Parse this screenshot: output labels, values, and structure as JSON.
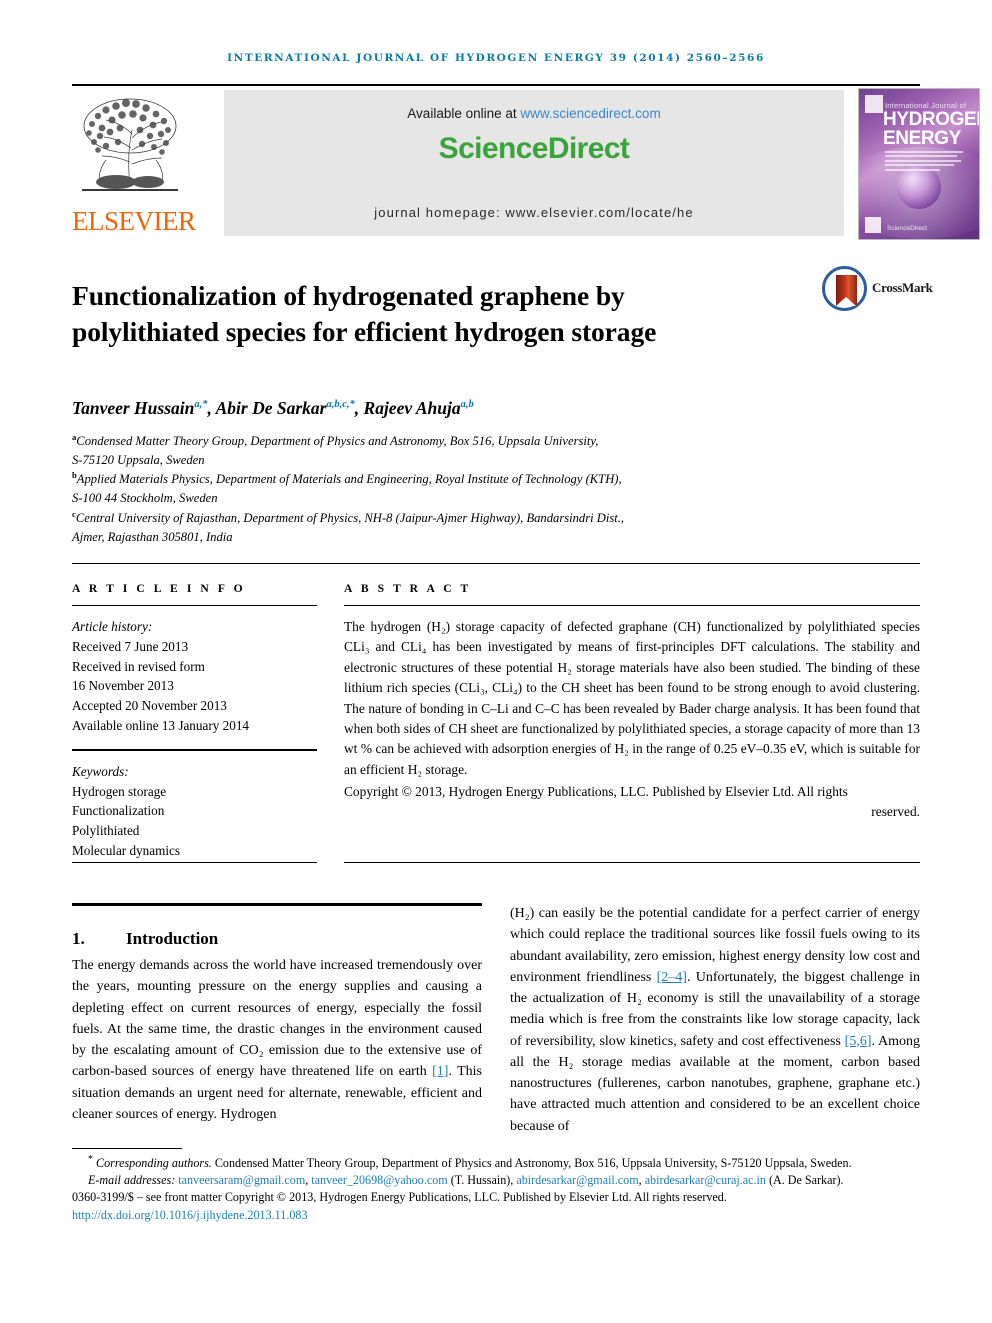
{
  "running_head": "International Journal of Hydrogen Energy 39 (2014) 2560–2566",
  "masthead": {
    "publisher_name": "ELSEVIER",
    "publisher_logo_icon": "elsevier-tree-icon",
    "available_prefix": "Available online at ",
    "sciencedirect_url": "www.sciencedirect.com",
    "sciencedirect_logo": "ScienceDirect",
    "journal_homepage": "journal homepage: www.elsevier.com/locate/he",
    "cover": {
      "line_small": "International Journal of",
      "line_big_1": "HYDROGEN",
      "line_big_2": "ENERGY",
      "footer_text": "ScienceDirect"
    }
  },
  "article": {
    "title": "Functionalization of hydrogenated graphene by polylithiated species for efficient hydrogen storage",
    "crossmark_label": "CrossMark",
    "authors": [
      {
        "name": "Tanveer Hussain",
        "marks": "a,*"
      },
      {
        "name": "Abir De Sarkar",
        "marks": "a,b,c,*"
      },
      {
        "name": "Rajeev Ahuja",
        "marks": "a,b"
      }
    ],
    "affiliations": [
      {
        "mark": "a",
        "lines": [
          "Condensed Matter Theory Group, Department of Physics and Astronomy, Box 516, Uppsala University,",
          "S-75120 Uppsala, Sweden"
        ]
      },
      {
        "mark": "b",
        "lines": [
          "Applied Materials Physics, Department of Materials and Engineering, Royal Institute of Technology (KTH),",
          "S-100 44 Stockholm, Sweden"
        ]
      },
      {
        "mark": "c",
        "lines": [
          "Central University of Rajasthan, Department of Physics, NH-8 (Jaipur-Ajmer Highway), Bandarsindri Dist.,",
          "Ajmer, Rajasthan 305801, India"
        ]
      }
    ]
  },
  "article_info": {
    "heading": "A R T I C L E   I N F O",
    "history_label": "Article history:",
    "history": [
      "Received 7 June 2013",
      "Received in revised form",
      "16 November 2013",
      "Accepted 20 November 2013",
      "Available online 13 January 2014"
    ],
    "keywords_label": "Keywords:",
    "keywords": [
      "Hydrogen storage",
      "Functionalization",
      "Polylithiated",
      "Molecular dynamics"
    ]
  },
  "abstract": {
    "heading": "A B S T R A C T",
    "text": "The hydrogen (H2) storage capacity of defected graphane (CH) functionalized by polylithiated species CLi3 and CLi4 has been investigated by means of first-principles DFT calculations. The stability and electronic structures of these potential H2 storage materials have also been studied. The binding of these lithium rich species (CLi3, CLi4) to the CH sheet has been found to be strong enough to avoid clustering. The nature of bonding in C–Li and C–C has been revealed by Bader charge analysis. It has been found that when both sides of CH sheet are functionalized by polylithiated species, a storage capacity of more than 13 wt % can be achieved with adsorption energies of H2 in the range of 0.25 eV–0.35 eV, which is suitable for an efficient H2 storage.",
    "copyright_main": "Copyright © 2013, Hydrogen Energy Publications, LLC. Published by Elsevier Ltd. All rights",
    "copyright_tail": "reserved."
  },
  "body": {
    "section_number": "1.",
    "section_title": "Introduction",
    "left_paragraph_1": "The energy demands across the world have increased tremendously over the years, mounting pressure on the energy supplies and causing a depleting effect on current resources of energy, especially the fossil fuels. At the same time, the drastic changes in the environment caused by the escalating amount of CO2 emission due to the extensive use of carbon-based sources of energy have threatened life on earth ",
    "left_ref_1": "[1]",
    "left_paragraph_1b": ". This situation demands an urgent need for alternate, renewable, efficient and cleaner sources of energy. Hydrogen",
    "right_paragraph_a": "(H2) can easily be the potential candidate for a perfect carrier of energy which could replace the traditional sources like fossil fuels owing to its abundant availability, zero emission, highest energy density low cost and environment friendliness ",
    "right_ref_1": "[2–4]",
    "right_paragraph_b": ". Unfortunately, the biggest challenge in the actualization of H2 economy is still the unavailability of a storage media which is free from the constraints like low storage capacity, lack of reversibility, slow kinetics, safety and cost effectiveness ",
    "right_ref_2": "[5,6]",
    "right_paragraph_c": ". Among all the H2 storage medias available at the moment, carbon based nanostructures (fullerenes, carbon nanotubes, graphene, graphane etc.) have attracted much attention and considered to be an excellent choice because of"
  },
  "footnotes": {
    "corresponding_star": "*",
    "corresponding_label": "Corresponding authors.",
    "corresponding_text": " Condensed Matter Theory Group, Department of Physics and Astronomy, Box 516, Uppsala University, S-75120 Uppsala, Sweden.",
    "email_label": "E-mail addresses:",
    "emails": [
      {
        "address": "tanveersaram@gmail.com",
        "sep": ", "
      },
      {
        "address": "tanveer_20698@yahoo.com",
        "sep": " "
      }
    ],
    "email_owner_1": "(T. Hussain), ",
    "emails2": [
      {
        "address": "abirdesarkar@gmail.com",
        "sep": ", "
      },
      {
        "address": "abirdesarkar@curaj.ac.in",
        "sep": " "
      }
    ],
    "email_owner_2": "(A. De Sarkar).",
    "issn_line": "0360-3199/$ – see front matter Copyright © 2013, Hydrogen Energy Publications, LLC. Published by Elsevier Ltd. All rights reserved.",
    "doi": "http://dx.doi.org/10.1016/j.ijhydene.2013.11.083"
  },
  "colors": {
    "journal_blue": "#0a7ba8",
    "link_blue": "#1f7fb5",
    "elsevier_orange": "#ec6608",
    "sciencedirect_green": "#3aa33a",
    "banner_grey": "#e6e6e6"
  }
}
┄┄┄┄┄┄┄┄┄┄
What you have to do: Leave out all pictures, then copy the remaining material exactly.

Reply to the task:
Parse this screenshot: output labels, values, and structure as JSON.
{
  "running_head": "International Journal of Hydrogen Energy 39 (2014) 2560–2566",
  "masthead": {
    "publisher_name": "ELSEVIER",
    "publisher_logo_icon": "elsevier-tree-icon",
    "available_prefix": "Available online at ",
    "sciencedirect_url": "www.sciencedirect.com",
    "sciencedirect_logo": "ScienceDirect",
    "journal_homepage": "journal homepage: www.elsevier.com/locate/he",
    "cover": {
      "line_small": "International Journal of",
      "line_big_1": "HYDROGEN",
      "line_big_2": "ENERGY",
      "footer_text": "ScienceDirect"
    }
  },
  "article": {
    "title": "Functionalization of hydrogenated graphene by polylithiated species for efficient hydrogen storage",
    "crossmark_label": "CrossMark",
    "authors": [
      {
        "name": "Tanveer Hussain",
        "marks": "a,*"
      },
      {
        "name": "Abir De Sarkar",
        "marks": "a,b,c,*"
      },
      {
        "name": "Rajeev Ahuja",
        "marks": "a,b"
      }
    ],
    "affiliations": [
      {
        "mark": "a",
        "lines": [
          "Condensed Matter Theory Group, Department of Physics and Astronomy, Box 516, Uppsala University,",
          "S-75120 Uppsala, Sweden"
        ]
      },
      {
        "mark": "b",
        "lines": [
          "Applied Materials Physics, Department of Materials and Engineering, Royal Institute of Technology (KTH),",
          "S-100 44 Stockholm, Sweden"
        ]
      },
      {
        "mark": "c",
        "lines": [
          "Central University of Rajasthan, Department of Physics, NH-8 (Jaipur-Ajmer Highway), Bandarsindri Dist.,",
          "Ajmer, Rajasthan 305801, India"
        ]
      }
    ]
  },
  "article_info": {
    "heading": "A R T I C L E   I N F O",
    "history_label": "Article history:",
    "history": [
      "Received 7 June 2013",
      "Received in revised form",
      "16 November 2013",
      "Accepted 20 November 2013",
      "Available online 13 January 2014"
    ],
    "keywords_label": "Keywords:",
    "keywords": [
      "Hydrogen storage",
      "Functionalization",
      "Polylithiated",
      "Molecular dynamics"
    ]
  },
  "abstract": {
    "heading": "A B S T R A C T",
    "text": "The hydrogen (H2) storage capacity of defected graphane (CH) functionalized by polylithiated species CLi3 and CLi4 has been investigated by means of first-principles DFT calculations. The stability and electronic structures of these potential H2 storage materials have also been studied. The binding of these lithium rich species (CLi3, CLi4) to the CH sheet has been found to be strong enough to avoid clustering. The nature of bonding in C–Li and C–C has been revealed by Bader charge analysis. It has been found that when both sides of CH sheet are functionalized by polylithiated species, a storage capacity of more than 13 wt % can be achieved with adsorption energies of H2 in the range of 0.25 eV–0.35 eV, which is suitable for an efficient H2 storage.",
    "copyright_main": "Copyright © 2013, Hydrogen Energy Publications, LLC. Published by Elsevier Ltd. All rights",
    "copyright_tail": "reserved."
  },
  "body": {
    "section_number": "1.",
    "section_title": "Introduction",
    "left_paragraph_1": "The energy demands across the world have increased tremendously over the years, mounting pressure on the energy supplies and causing a depleting effect on current resources of energy, especially the fossil fuels. At the same time, the drastic changes in the environment caused by the escalating amount of CO2 emission due to the extensive use of carbon-based sources of energy have threatened life on earth ",
    "left_ref_1": "[1]",
    "left_paragraph_1b": ". This situation demands an urgent need for alternate, renewable, efficient and cleaner sources of energy. Hydrogen",
    "right_paragraph_a": "(H2) can easily be the potential candidate for a perfect carrier of energy which could replace the traditional sources like fossil fuels owing to its abundant availability, zero emission, highest energy density low cost and environment friendliness ",
    "right_ref_1": "[2–4]",
    "right_paragraph_b": ". Unfortunately, the biggest challenge in the actualization of H2 economy is still the unavailability of a storage media which is free from the constraints like low storage capacity, lack of reversibility, slow kinetics, safety and cost effectiveness ",
    "right_ref_2": "[5,6]",
    "right_paragraph_c": ". Among all the H2 storage medias available at the moment, carbon based nanostructures (fullerenes, carbon nanotubes, graphene, graphane etc.) have attracted much attention and considered to be an excellent choice because of"
  },
  "footnotes": {
    "corresponding_star": "*",
    "corresponding_label": "Corresponding authors.",
    "corresponding_text": " Condensed Matter Theory Group, Department of Physics and Astronomy, Box 516, Uppsala University, S-75120 Uppsala, Sweden.",
    "email_label": "E-mail addresses:",
    "emails": [
      {
        "address": "tanveersaram@gmail.com",
        "sep": ", "
      },
      {
        "address": "tanveer_20698@yahoo.com",
        "sep": " "
      }
    ],
    "email_owner_1": "(T. Hussain), ",
    "emails2": [
      {
        "address": "abirdesarkar@gmail.com",
        "sep": ", "
      },
      {
        "address": "abirdesarkar@curaj.ac.in",
        "sep": " "
      }
    ],
    "email_owner_2": "(A. De Sarkar).",
    "issn_line": "0360-3199/$ – see front matter Copyright © 2013, Hydrogen Energy Publications, LLC. Published by Elsevier Ltd. All rights reserved.",
    "doi": "http://dx.doi.org/10.1016/j.ijhydene.2013.11.083"
  },
  "colors": {
    "journal_blue": "#0a7ba8",
    "link_blue": "#1f7fb5",
    "elsevier_orange": "#ec6608",
    "sciencedirect_green": "#3aa33a",
    "banner_grey": "#e6e6e6"
  }
}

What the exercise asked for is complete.